Requirements.
Could you write out every entry exactly as it stands?

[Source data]
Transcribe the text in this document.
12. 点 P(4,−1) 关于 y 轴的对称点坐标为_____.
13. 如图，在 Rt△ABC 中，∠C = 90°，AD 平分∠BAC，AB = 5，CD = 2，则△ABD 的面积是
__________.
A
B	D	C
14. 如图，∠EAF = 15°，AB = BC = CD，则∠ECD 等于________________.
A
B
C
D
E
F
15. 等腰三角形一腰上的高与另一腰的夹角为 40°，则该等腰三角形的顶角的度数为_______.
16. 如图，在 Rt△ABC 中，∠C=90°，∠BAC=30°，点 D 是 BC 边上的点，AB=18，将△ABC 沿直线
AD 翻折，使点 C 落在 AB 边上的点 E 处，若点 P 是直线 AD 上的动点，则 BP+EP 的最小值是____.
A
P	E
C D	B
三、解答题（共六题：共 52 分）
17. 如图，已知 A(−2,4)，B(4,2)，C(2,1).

The response.
Transcribe the text in this document.
12. 点 P(4,−1) 关于 y 轴的对称点坐标为_____.
13. 如图，在 Rt△ABC 中，∠C = 90°，AD 平分∠BAC，AB = 5，CD = 2，则△ABD 的面积是
__________.
A
B	D	C
14. 如图，∠EAF = 15°，AB = BC = CD，则∠ECD 等于________________.
A
B
C
D
E
F
15. 等腰三角形一腰上的高与另一腰的夹角为 40°，则该等腰三角形的顶角的度数为_______.
16. 如图，在 Rt△ABC 中，∠C=90°，∠BAC=30°，点 D 是 BC 边上的点，AB=18，将△ABC 沿直线
AD 翻折，使点 C 落在 AB 边上的点 E 处，若点 P 是直线 AD 上的动点，则 BP+EP 的最小值是____.
A
P	E
C D	B
三、解答题（共六题：共 52 分）
17. 如图，已知 A(−2,4)，B(4,2)，C(2,1).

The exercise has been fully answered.